(PROBLEM): Work out the number of lines in the records that include the word "check"; reply with that number alone.
_ _ _ _
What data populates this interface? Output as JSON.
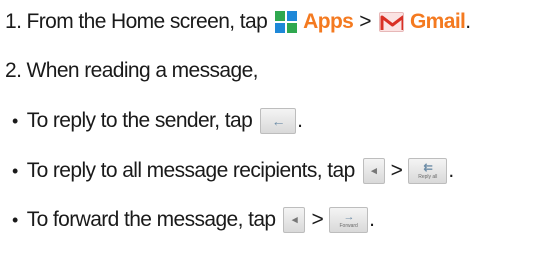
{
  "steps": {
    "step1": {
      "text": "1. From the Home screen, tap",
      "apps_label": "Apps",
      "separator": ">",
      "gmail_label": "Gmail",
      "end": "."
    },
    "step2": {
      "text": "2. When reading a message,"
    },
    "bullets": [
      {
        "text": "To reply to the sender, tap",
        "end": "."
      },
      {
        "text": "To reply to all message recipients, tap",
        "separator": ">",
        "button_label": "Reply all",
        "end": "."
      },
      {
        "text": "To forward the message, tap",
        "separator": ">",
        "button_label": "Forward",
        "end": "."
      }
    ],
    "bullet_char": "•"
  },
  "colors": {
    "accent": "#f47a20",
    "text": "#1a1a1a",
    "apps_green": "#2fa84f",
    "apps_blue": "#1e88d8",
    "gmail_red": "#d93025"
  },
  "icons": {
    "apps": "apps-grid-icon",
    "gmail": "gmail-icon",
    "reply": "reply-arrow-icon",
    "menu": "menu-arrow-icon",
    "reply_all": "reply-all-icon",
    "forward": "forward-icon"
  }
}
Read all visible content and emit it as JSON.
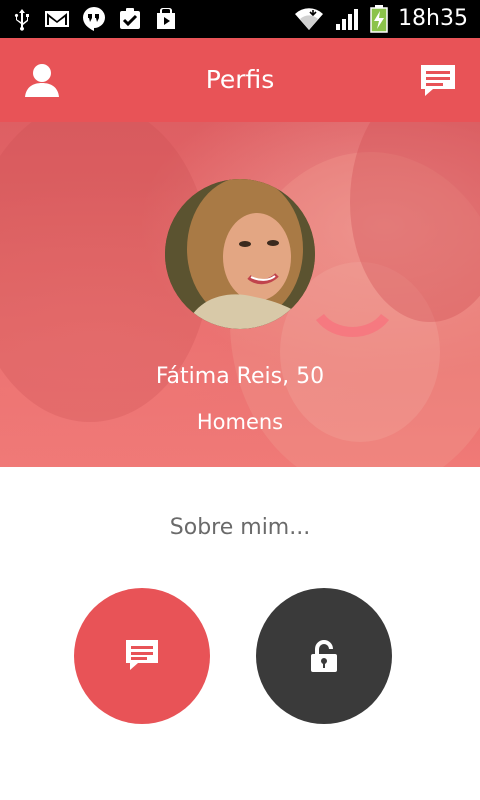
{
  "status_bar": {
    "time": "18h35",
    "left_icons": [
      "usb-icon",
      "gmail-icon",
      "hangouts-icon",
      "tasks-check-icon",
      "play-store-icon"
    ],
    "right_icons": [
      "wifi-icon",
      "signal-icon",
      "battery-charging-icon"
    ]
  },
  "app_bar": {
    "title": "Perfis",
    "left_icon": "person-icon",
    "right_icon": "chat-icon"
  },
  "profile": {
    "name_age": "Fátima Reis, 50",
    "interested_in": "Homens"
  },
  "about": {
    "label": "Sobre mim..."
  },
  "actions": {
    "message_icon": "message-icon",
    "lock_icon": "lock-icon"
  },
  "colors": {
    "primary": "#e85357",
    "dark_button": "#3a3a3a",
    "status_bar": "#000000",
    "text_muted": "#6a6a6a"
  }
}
_ _ _ _
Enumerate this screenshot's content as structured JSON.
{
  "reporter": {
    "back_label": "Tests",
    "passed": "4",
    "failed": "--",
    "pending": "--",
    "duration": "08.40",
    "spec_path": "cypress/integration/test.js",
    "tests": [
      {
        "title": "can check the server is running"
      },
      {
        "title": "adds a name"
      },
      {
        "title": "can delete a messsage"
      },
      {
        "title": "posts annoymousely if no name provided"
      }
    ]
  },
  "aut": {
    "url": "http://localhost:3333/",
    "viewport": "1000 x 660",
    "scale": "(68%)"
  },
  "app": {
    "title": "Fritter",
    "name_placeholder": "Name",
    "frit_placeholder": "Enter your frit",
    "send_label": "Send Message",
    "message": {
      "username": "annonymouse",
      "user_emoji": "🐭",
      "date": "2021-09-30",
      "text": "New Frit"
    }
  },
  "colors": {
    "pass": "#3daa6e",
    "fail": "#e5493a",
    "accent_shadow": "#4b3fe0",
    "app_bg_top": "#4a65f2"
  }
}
_ _ _ _
(SOLUTION FOR THIS PROBLEM): 2